[Extracts from a graphics dataset]
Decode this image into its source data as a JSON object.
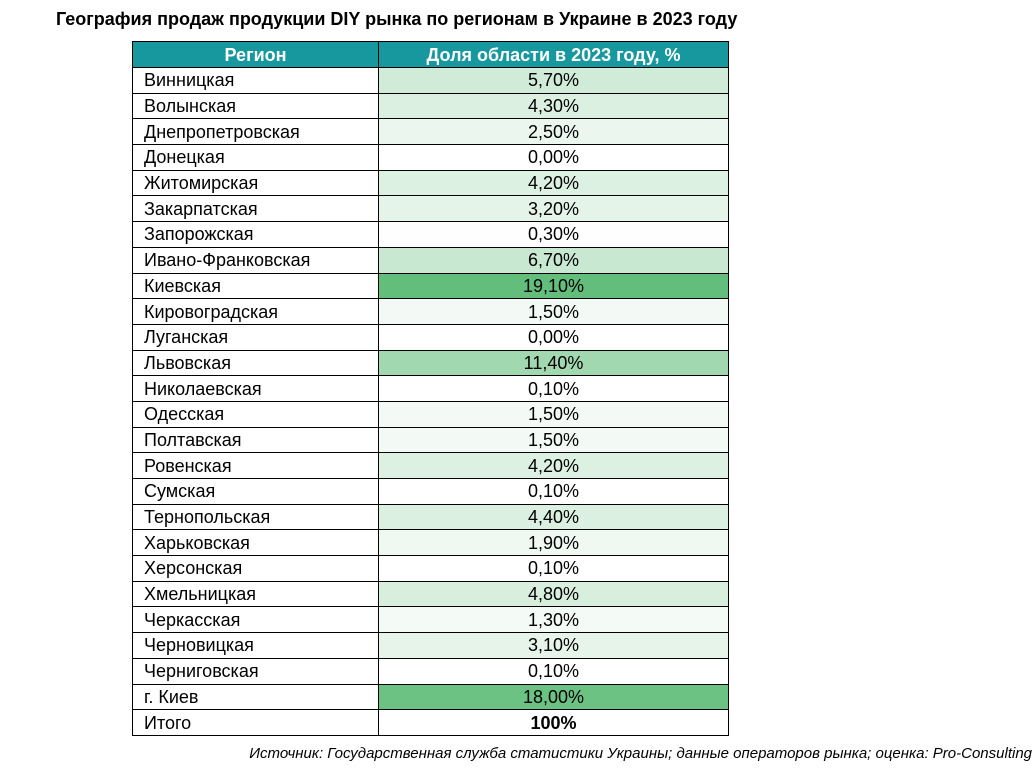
{
  "title": "География продаж продукции DIY рынка по регионам в Украине в 2023 году",
  "table": {
    "headers": [
      "Регион",
      "Доля области в 2023 году, %"
    ],
    "rows": [
      {
        "region": "Винницкая",
        "share": "5,70%",
        "value": 5.7
      },
      {
        "region": "Волынская",
        "share": "4,30%",
        "value": 4.3
      },
      {
        "region": "Днепропетровская",
        "share": "2,50%",
        "value": 2.5
      },
      {
        "region": "Донецкая",
        "share": "0,00%",
        "value": 0.0
      },
      {
        "region": "Житомирская",
        "share": "4,20%",
        "value": 4.2
      },
      {
        "region": "Закарпатская",
        "share": "3,20%",
        "value": 3.2
      },
      {
        "region": "Запорожская",
        "share": "0,30%",
        "value": 0.3
      },
      {
        "region": "Ивано-Франковская",
        "share": "6,70%",
        "value": 6.7
      },
      {
        "region": "Киевская",
        "share": "19,10%",
        "value": 19.1
      },
      {
        "region": "Кировоградская",
        "share": "1,50%",
        "value": 1.5
      },
      {
        "region": "Луганская",
        "share": "0,00%",
        "value": 0.0
      },
      {
        "region": "Львовская",
        "share": "11,40%",
        "value": 11.4
      },
      {
        "region": "Николаевская",
        "share": "0,10%",
        "value": 0.1
      },
      {
        "region": "Одесская",
        "share": "1,50%",
        "value": 1.5
      },
      {
        "region": "Полтавская",
        "share": "1,50%",
        "value": 1.5
      },
      {
        "region": "Ровенская",
        "share": "4,20%",
        "value": 4.2
      },
      {
        "region": "Сумская",
        "share": "0,10%",
        "value": 0.1
      },
      {
        "region": "Тернопольская",
        "share": "4,40%",
        "value": 4.4
      },
      {
        "region": "Харьковская",
        "share": "1,90%",
        "value": 1.9
      },
      {
        "region": "Херсонская",
        "share": "0,10%",
        "value": 0.1
      },
      {
        "region": "Хмельницкая",
        "share": "4,80%",
        "value": 4.8
      },
      {
        "region": "Черкасская",
        "share": "1,30%",
        "value": 1.3
      },
      {
        "region": "Черновицкая",
        "share": "3,10%",
        "value": 3.1
      },
      {
        "region": "Черниговская",
        "share": "0,10%",
        "value": 0.1
      },
      {
        "region": "г. Киев",
        "share": "18,00%",
        "value": 18.0
      }
    ],
    "total": {
      "region": "Итого",
      "share": "100%"
    }
  },
  "colors": {
    "header_bg": "#17979e",
    "header_text": "#ffffff",
    "heat_low": "#ffffff",
    "heat_high": "#63be7b"
  },
  "source": "Источник: Государственная служба статистики Украины; данные операторов рынка; оценка: Pro-Consulting"
}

■ **Written instruction**: The records shown above are to be repeated exactly, with the pictures left out.

■ **Solution to the exercise**:
Decode this image into its source data as a JSON object.
{
  "title": "География продаж продукции DIY рынка по регионам в Украине в 2023 году",
  "table": {
    "headers": [
      "Регион",
      "Доля области в 2023 году, %"
    ],
    "rows": [
      {
        "region": "Винницкая",
        "share": "5,70%",
        "value": 5.7
      },
      {
        "region": "Волынская",
        "share": "4,30%",
        "value": 4.3
      },
      {
        "region": "Днепропетровская",
        "share": "2,50%",
        "value": 2.5
      },
      {
        "region": "Донецкая",
        "share": "0,00%",
        "value": 0.0
      },
      {
        "region": "Житомирская",
        "share": "4,20%",
        "value": 4.2
      },
      {
        "region": "Закарпатская",
        "share": "3,20%",
        "value": 3.2
      },
      {
        "region": "Запорожская",
        "share": "0,30%",
        "value": 0.3
      },
      {
        "region": "Ивано-Франковская",
        "share": "6,70%",
        "value": 6.7
      },
      {
        "region": "Киевская",
        "share": "19,10%",
        "value": 19.1
      },
      {
        "region": "Кировоградская",
        "share": "1,50%",
        "value": 1.5
      },
      {
        "region": "Луганская",
        "share": "0,00%",
        "value": 0.0
      },
      {
        "region": "Львовская",
        "share": "11,40%",
        "value": 11.4
      },
      {
        "region": "Николаевская",
        "share": "0,10%",
        "value": 0.1
      },
      {
        "region": "Одесская",
        "share": "1,50%",
        "value": 1.5
      },
      {
        "region": "Полтавская",
        "share": "1,50%",
        "value": 1.5
      },
      {
        "region": "Ровенская",
        "share": "4,20%",
        "value": 4.2
      },
      {
        "region": "Сумская",
        "share": "0,10%",
        "value": 0.1
      },
      {
        "region": "Тернопольская",
        "share": "4,40%",
        "value": 4.4
      },
      {
        "region": "Харьковская",
        "share": "1,90%",
        "value": 1.9
      },
      {
        "region": "Херсонская",
        "share": "0,10%",
        "value": 0.1
      },
      {
        "region": "Хмельницкая",
        "share": "4,80%",
        "value": 4.8
      },
      {
        "region": "Черкасская",
        "share": "1,30%",
        "value": 1.3
      },
      {
        "region": "Черновицкая",
        "share": "3,10%",
        "value": 3.1
      },
      {
        "region": "Черниговская",
        "share": "0,10%",
        "value": 0.1
      },
      {
        "region": "г. Киев",
        "share": "18,00%",
        "value": 18.0
      }
    ],
    "total": {
      "region": "Итого",
      "share": "100%"
    }
  },
  "colors": {
    "header_bg": "#17979e",
    "header_text": "#ffffff",
    "heat_low": "#ffffff",
    "heat_high": "#63be7b"
  },
  "source": "Источник: Государственная служба статистики Украины; данные операторов рынка; оценка: Pro-Consulting"
}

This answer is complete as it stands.